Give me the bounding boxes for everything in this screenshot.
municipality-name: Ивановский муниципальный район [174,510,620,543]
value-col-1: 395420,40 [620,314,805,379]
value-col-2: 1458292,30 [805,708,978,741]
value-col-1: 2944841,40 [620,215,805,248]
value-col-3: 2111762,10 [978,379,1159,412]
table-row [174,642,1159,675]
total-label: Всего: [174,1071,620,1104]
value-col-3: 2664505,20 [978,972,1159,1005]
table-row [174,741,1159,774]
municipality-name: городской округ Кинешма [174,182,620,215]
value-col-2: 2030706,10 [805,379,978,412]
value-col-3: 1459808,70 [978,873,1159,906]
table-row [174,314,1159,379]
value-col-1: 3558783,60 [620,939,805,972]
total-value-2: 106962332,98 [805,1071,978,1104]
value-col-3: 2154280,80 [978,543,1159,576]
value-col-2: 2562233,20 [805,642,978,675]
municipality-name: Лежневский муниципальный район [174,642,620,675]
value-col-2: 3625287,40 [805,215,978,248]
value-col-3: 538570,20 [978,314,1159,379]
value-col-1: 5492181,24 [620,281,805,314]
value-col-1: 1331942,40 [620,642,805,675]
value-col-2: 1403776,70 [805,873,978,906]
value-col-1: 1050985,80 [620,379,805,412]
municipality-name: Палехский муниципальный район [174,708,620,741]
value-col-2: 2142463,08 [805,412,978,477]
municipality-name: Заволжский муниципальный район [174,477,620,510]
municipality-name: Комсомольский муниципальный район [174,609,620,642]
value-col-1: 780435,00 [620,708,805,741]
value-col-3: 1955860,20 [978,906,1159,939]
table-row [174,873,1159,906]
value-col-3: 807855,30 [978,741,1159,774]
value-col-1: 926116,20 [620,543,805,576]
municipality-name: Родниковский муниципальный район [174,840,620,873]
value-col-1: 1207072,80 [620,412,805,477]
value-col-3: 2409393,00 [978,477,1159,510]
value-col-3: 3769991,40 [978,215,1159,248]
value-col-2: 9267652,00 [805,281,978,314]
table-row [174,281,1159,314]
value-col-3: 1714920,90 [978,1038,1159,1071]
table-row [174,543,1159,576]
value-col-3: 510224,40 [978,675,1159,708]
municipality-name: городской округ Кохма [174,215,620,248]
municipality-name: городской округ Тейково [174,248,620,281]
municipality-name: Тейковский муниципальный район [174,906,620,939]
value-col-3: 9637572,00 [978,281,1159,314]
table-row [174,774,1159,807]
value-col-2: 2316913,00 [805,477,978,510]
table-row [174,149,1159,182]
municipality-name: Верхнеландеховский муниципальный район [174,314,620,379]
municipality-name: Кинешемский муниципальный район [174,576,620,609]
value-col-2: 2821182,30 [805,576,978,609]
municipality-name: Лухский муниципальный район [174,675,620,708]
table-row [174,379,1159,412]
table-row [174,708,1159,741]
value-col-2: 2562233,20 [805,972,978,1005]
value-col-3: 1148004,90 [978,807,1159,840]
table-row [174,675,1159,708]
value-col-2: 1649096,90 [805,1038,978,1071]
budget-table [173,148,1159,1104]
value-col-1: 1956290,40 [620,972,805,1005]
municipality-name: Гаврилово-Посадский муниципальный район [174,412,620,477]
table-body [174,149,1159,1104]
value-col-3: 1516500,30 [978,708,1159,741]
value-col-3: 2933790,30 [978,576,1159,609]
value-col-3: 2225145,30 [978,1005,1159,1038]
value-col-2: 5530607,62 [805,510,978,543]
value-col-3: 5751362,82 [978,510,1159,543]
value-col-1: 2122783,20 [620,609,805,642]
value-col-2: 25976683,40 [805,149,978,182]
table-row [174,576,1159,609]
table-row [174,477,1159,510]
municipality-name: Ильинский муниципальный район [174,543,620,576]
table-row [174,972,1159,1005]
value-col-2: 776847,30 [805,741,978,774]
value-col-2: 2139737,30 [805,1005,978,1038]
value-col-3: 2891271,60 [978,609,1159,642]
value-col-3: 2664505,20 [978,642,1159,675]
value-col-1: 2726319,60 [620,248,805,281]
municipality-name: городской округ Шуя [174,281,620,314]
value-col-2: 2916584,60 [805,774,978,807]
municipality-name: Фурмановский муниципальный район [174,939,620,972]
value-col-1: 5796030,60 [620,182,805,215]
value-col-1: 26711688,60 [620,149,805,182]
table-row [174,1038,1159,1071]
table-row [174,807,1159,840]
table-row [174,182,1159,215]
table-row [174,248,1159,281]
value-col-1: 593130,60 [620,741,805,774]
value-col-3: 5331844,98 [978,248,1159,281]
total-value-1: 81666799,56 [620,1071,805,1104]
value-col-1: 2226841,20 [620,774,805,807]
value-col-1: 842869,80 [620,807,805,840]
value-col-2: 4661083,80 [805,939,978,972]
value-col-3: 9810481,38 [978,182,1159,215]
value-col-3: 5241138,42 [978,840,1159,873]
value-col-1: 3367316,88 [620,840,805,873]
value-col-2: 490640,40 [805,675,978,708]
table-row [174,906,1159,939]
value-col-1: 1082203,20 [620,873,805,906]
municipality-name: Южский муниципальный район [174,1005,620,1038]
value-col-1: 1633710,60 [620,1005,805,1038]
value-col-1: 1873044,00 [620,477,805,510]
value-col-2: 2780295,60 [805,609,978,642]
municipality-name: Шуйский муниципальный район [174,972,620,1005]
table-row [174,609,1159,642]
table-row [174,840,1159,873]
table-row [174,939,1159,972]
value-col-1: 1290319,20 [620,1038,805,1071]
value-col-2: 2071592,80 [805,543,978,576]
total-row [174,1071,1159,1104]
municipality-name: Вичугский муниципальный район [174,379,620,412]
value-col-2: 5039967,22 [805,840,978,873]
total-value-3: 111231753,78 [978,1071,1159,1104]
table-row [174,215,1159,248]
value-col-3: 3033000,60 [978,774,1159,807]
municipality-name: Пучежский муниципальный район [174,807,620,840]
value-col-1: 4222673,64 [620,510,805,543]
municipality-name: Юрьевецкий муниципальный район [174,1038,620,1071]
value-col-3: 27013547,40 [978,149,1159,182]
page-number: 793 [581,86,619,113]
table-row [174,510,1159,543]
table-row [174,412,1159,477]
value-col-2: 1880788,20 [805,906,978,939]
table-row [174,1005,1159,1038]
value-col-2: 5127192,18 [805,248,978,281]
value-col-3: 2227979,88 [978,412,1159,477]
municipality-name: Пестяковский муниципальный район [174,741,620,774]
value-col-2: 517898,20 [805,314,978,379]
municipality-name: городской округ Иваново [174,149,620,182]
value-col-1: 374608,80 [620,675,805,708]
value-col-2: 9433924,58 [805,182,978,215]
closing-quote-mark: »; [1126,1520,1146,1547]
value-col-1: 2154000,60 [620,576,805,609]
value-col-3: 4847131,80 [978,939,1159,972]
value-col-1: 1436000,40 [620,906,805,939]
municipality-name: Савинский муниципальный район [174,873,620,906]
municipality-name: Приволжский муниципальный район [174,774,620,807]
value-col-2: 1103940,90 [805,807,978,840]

• Written exercise
Copy the entries from the start through the line containing "value-col-1: 1050985,80 [620,379,805,412]", replacing "table-row" with "row-box" and leaving everything else unchanged.

• Task response
Give me the bounding boxes for everything in this screenshot.
municipality-name: Ивановский муниципальный район [174,510,620,543]
value-col-1: 395420,40 [620,314,805,379]
value-col-2: 1458292,30 [805,708,978,741]
value-col-1: 2944841,40 [620,215,805,248]
value-col-3: 2111762,10 [978,379,1159,412]
row-box [174,642,1159,675]
total-label: Всего: [174,1071,620,1104]
value-col-3: 2664505,20 [978,972,1159,1005]
row-box [174,741,1159,774]
municipality-name: городской округ Кинешма [174,182,620,215]
value-col-2: 2030706,10 [805,379,978,412]
value-col-3: 1459808,70 [978,873,1159,906]
row-box [174,314,1159,379]
value-col-1: 3558783,60 [620,939,805,972]
total-value-2: 106962332,98 [805,1071,978,1104]
value-col-3: 2154280,80 [978,543,1159,576]
value-col-2: 2562233,20 [805,642,978,675]
municipality-name: Лежневский муниципальный район [174,642,620,675]
value-col-2: 3625287,40 [805,215,978,248]
value-col-3: 538570,20 [978,314,1159,379]
value-col-1: 5492181,24 [620,281,805,314]
value-col-1: 1331942,40 [620,642,805,675]
value-col-2: 1403776,70 [805,873,978,906]
value-col-1: 1050985,80 [620,379,805,412]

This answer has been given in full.